[What is expected] Find the string "Mandarin" in the records. Copy every line it appears in.

* START Records to process *

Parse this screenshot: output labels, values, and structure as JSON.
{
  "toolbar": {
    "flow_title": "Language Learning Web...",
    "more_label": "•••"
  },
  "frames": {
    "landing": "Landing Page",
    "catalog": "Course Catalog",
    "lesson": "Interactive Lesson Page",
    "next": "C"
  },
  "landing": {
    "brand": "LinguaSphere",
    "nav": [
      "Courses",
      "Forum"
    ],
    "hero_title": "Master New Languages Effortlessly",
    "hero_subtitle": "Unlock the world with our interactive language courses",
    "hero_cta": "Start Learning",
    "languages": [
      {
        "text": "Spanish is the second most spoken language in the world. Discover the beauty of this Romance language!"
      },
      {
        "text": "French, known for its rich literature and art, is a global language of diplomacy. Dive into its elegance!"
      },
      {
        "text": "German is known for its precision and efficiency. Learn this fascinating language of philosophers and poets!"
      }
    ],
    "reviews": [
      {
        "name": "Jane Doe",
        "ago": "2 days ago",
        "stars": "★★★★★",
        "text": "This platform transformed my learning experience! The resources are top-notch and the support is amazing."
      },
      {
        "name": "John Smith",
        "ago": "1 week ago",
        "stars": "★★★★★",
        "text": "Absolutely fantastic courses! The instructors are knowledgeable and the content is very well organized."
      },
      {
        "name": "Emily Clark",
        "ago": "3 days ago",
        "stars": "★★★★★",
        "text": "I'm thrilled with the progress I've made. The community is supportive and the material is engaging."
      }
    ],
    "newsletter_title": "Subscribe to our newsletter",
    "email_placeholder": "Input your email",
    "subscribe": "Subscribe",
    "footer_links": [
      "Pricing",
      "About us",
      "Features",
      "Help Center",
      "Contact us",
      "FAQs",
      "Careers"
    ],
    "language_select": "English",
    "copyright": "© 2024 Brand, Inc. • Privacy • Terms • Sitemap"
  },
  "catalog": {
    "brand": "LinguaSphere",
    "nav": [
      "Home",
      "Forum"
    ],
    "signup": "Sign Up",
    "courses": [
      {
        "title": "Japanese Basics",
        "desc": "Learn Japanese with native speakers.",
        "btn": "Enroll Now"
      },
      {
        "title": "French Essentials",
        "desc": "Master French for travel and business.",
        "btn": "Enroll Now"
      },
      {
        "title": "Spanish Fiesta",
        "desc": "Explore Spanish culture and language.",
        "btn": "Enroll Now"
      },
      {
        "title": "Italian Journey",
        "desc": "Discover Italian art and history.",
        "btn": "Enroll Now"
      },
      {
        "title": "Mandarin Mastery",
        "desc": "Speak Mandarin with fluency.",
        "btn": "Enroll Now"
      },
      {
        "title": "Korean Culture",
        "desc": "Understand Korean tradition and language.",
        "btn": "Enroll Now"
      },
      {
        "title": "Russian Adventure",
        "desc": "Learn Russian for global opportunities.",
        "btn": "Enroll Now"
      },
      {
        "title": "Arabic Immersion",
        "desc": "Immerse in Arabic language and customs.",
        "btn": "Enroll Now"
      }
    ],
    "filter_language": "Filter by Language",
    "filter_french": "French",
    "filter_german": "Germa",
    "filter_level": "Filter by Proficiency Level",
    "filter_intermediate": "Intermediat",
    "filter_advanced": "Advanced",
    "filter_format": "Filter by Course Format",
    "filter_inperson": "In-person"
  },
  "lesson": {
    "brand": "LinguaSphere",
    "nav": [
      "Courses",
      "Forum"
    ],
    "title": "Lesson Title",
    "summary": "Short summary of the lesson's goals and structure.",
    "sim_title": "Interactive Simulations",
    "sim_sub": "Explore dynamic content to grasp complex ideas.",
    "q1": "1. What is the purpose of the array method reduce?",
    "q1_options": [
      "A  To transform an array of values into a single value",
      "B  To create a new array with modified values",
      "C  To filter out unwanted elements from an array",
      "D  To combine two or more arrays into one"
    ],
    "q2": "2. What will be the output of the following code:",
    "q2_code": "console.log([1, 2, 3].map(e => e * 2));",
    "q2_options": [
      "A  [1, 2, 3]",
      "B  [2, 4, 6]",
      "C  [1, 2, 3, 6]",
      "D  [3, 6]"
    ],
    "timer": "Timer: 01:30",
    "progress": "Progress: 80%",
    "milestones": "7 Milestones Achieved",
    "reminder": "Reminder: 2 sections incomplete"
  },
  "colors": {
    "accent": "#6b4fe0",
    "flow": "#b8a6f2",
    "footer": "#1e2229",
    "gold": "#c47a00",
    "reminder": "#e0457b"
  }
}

* END Records to process *

[Full solution]
        "title": "Mandarin Mastery",
        "desc": "Speak Mandarin with fluency.",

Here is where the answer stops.